**Written task**.
Transcribe all of the data exactly. Omit the pictures.

**Source material**.
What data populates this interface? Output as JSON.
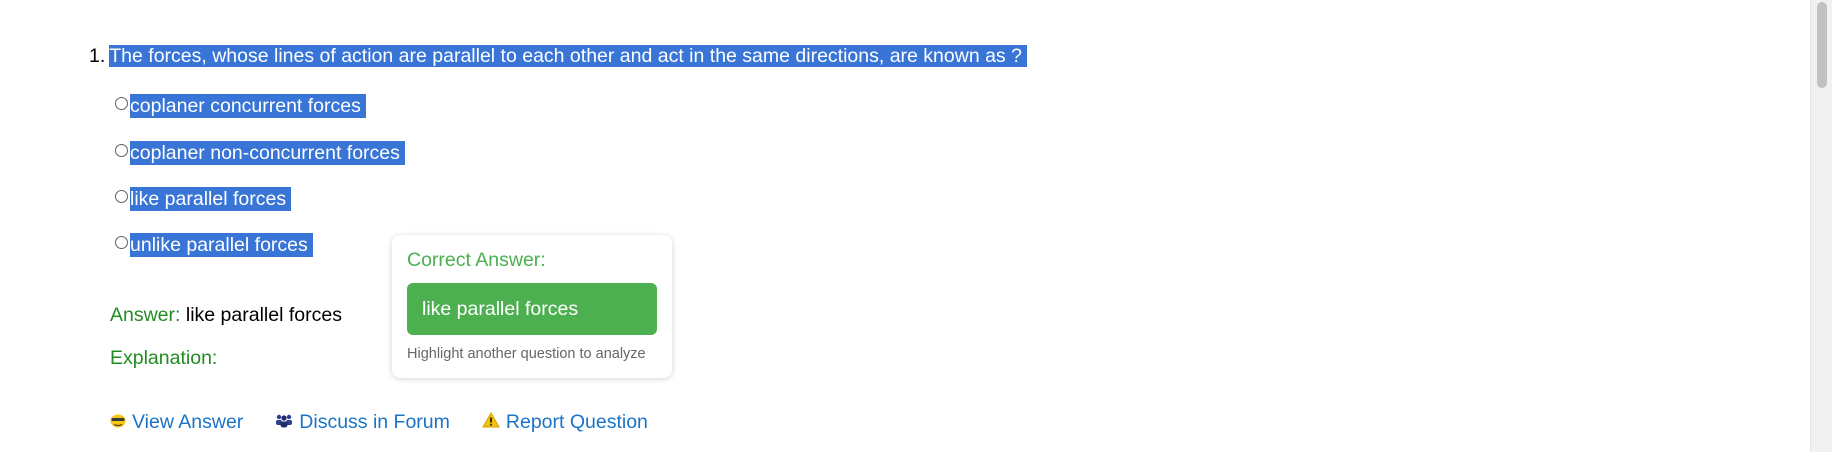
{
  "question": {
    "number": "1.",
    "text": "The forces, whose lines of action are parallel to each other and act in the same directions, are known as ?",
    "options": [
      "coplaner concurrent forces",
      "coplaner non-concurrent forces",
      "like parallel forces",
      "unlike parallel forces"
    ]
  },
  "answer": {
    "label": "Answer:",
    "value": "like parallel forces"
  },
  "explanation": {
    "label": "Explanation:"
  },
  "links": {
    "view_answer": "View Answer",
    "discuss": "Discuss in Forum",
    "report": "Report Question"
  },
  "popup": {
    "title": "Correct Answer:",
    "answer": "like parallel forces",
    "hint": "Highlight another question to analyze"
  },
  "colors": {
    "selection": "#3875d7",
    "green": "#228b22",
    "popup_green": "#4caf50",
    "link_blue": "#1a73c7"
  },
  "icons": {
    "view_answer": "eye-icon",
    "discuss": "users-icon",
    "report": "warning-icon"
  }
}
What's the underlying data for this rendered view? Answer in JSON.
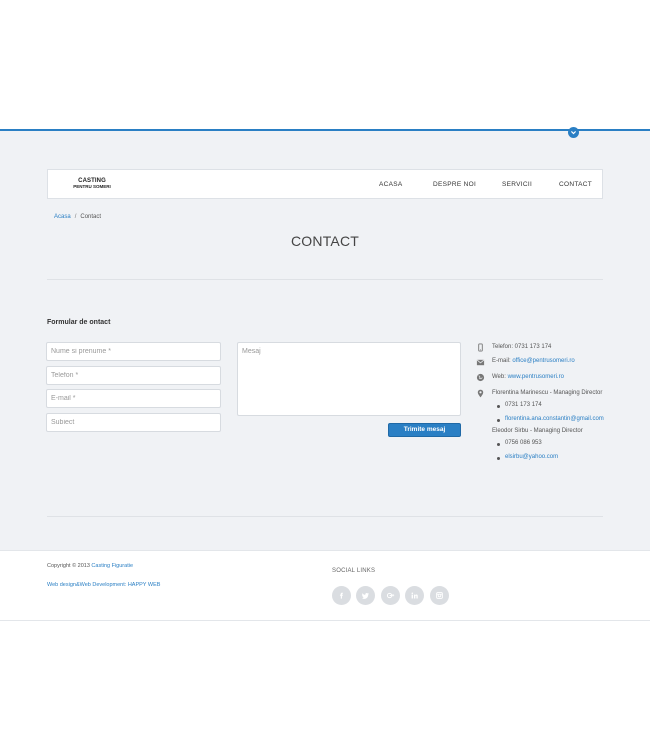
{
  "header": {
    "logo_line1": "CASTING",
    "logo_line2": "PENTRU SOMERI",
    "nav": [
      {
        "label": "ACASA"
      },
      {
        "label": "DESPRE NOI"
      },
      {
        "label": "SERVICII"
      },
      {
        "label": "CONTACT"
      }
    ]
  },
  "breadcrumb": {
    "home": "Acasa",
    "separator": "/",
    "current": "Contact"
  },
  "page_title": "CONTACT",
  "form": {
    "heading": "Formular de ontact",
    "name_placeholder": "Nume si prenume *",
    "phone_placeholder": "Telefon *",
    "email_placeholder": "E-mail *",
    "subject_placeholder": "Subiect",
    "message_placeholder": "Mesaj",
    "submit_label": "Trimite mesaj"
  },
  "contact_info": {
    "phone": "Telefon: 0731 173 174",
    "email_label": "E-mail: ",
    "email": "office@pentrusomeri.ro",
    "web_label": "Web: ",
    "web": "www.pentrusomeri.ro",
    "person1": "Florentina Marinescu - Managing Director",
    "person1_phone": "0731 173 174",
    "person1_email": "florentina.ana.constantin@gmail.com",
    "person2": "Eleodor Sirbu - Managing Director",
    "person2_phone": "0756 086 953",
    "person2_email": "elsirbu@yahoo.com"
  },
  "footer": {
    "copyright_prefix": "Copyright © 2013 ",
    "copyright_link": "Casting Figuratie",
    "credit_link": "Web design&Web Development: HAPPY WEB",
    "social_title": "SOCIAL LINKS",
    "social_icons": [
      "facebook-icon",
      "twitter-icon",
      "google-plus-icon",
      "linkedin-icon",
      "instagram-icon"
    ]
  },
  "colors": {
    "accent": "#2a7fc4",
    "page_background": "#f0f2f5",
    "social_circle": "#dadde1"
  }
}
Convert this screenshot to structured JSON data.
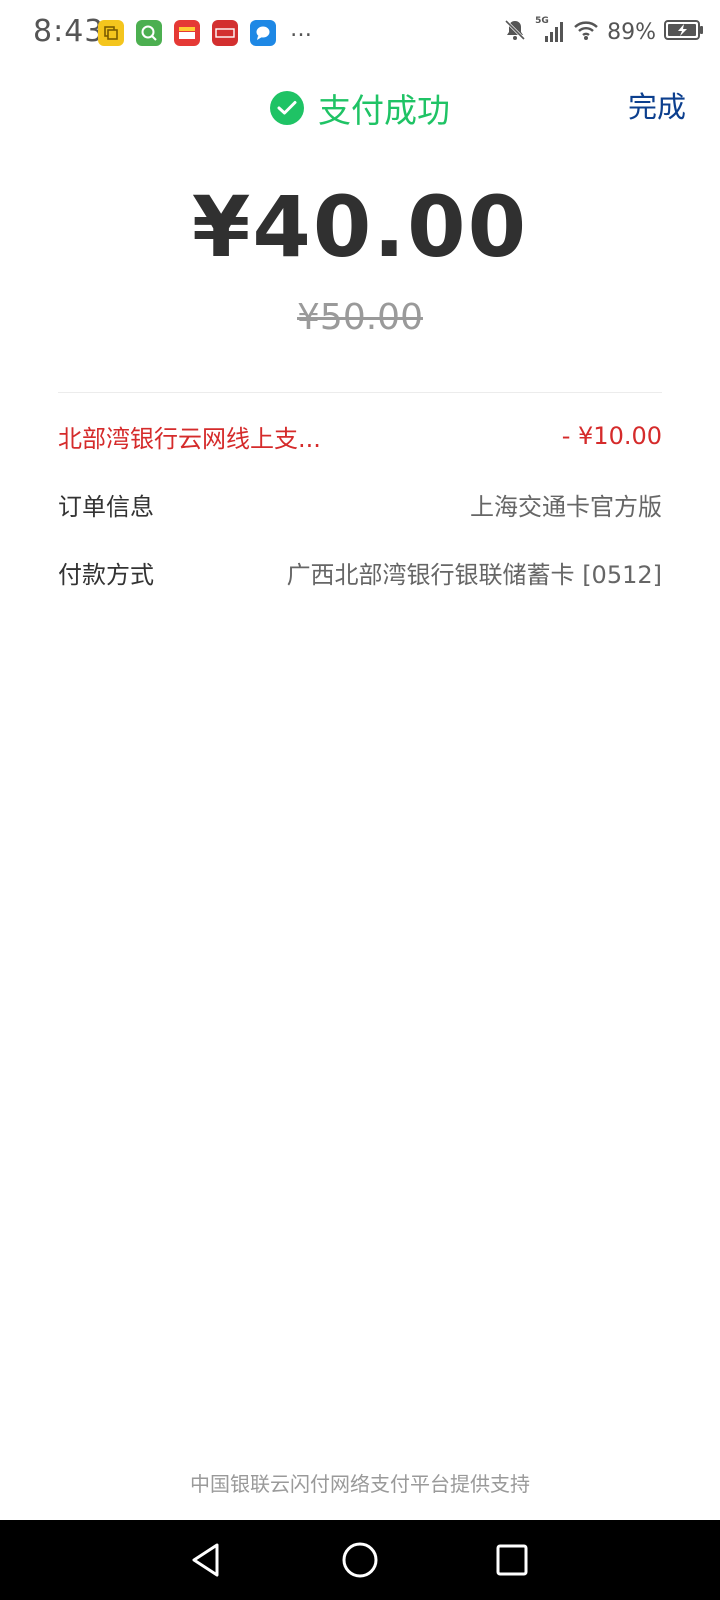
{
  "status_bar": {
    "time": "8:43",
    "battery_percent": "89%",
    "network": "5G",
    "apps": [
      {
        "icon": "copy-app-icon",
        "color": "#f4c51d"
      },
      {
        "icon": "search-app-icon",
        "color": "#4caf50"
      },
      {
        "icon": "wallet-app-icon",
        "color": "#e53935"
      },
      {
        "icon": "cloudpay-app-icon",
        "color": "#d32f2f"
      },
      {
        "icon": "message-app-icon",
        "color": "#1e88e5"
      }
    ]
  },
  "header": {
    "title": "支付成功",
    "done_label": "完成"
  },
  "amount": {
    "paid": "¥40.00",
    "original": "¥50.00"
  },
  "details": {
    "discount": {
      "label": "北部湾银行云网线上支...",
      "value": "- ¥10.00"
    },
    "order": {
      "label": "订单信息",
      "value": "上海交通卡官方版"
    },
    "payment": {
      "label": "付款方式",
      "value": "广西北部湾银行银联储蓄卡 [0512]"
    }
  },
  "footer": {
    "text": "中国银联云闪付网络支付平台提供支持"
  },
  "colors": {
    "success": "#1fc365",
    "link": "#0c3f8e",
    "discount": "#d52b2b"
  }
}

**Task response**.
What data populates this interface? Output as JSON.
{
  "question": {
    "number": "1.",
    "text": "The forces, whose lines of action are parallel to each other and act in the same directions, are known as ?",
    "options": [
      "coplaner concurrent forces",
      "coplaner non-concurrent forces",
      "like parallel forces",
      "unlike parallel forces"
    ]
  },
  "answer": {
    "label": "Answer:",
    "value": "like parallel forces"
  },
  "explanation": {
    "label": "Explanation:"
  },
  "links": {
    "view_answer": "View Answer",
    "discuss": "Discuss in Forum",
    "report": "Report Question"
  },
  "popup": {
    "title": "Correct Answer:",
    "answer": "like parallel forces",
    "hint": "Highlight another question to analyze"
  },
  "colors": {
    "selection": "#3875d7",
    "green": "#228b22",
    "popup_green": "#4caf50",
    "link_blue": "#1a73c7"
  },
  "icons": {
    "view_answer": "eye-icon",
    "discuss": "users-icon",
    "report": "warning-icon"
  }
}
What's the underlying data for this rendered view? Answer in JSON.
{
  "header": {
    "logo_line1": "CASTING",
    "logo_line2": "PENTRU SOMERI",
    "nav": [
      {
        "label": "ACASA"
      },
      {
        "label": "DESPRE NOI"
      },
      {
        "label": "SERVICII"
      },
      {
        "label": "CONTACT"
      }
    ]
  },
  "breadcrumb": {
    "home": "Acasa",
    "separator": "/",
    "current": "Contact"
  },
  "page_title": "CONTACT",
  "form": {
    "heading": "Formular de ontact",
    "name_placeholder": "Nume si prenume *",
    "phone_placeholder": "Telefon *",
    "email_placeholder": "E-mail *",
    "subject_placeholder": "Subiect",
    "message_placeholder": "Mesaj",
    "submit_label": "Trimite mesaj"
  },
  "contact_info": {
    "phone": "Telefon: 0731 173 174",
    "email_label": "E-mail: ",
    "email": "office@pentrusomeri.ro",
    "web_label": "Web: ",
    "web": "www.pentrusomeri.ro",
    "person1": "Florentina Marinescu - Managing Director",
    "person1_phone": "0731 173 174",
    "person1_email": "florentina.ana.constantin@gmail.com",
    "person2": "Eleodor Sirbu - Managing Director",
    "person2_phone": "0756 086 953",
    "person2_email": "elsirbu@yahoo.com"
  },
  "footer": {
    "copyright_prefix": "Copyright © 2013 ",
    "copyright_link": "Casting Figuratie",
    "credit_link": "Web design&Web Development: HAPPY WEB",
    "social_title": "SOCIAL LINKS",
    "social_icons": [
      "facebook-icon",
      "twitter-icon",
      "google-plus-icon",
      "linkedin-icon",
      "instagram-icon"
    ]
  },
  "colors": {
    "accent": "#2a7fc4",
    "page_background": "#f0f2f5",
    "social_circle": "#dadde1"
  }
}
Convert this screenshot to structured JSON data.
{
  "status_bar": {
    "time": "8:43",
    "battery_percent": "89%",
    "network": "5G",
    "apps": [
      {
        "icon": "copy-app-icon",
        "color": "#f4c51d"
      },
      {
        "icon": "search-app-icon",
        "color": "#4caf50"
      },
      {
        "icon": "wallet-app-icon",
        "color": "#e53935"
      },
      {
        "icon": "cloudpay-app-icon",
        "color": "#d32f2f"
      },
      {
        "icon": "message-app-icon",
        "color": "#1e88e5"
      }
    ]
  },
  "header": {
    "title": "支付成功",
    "done_label": "完成"
  },
  "amount": {
    "paid": "¥40.00",
    "original": "¥50.00"
  },
  "details": {
    "discount": {
      "label": "北部湾银行云网线上支...",
      "value": "- ¥10.00"
    },
    "order": {
      "label": "订单信息",
      "value": "上海交通卡官方版"
    },
    "payment": {
      "label": "付款方式",
      "value": "广西北部湾银行银联储蓄卡 [0512]"
    }
  },
  "footer": {
    "text": "中国银联云闪付网络支付平台提供支持"
  },
  "colors": {
    "success": "#1fc365",
    "link": "#0c3f8e",
    "discount": "#d52b2b"
  }
}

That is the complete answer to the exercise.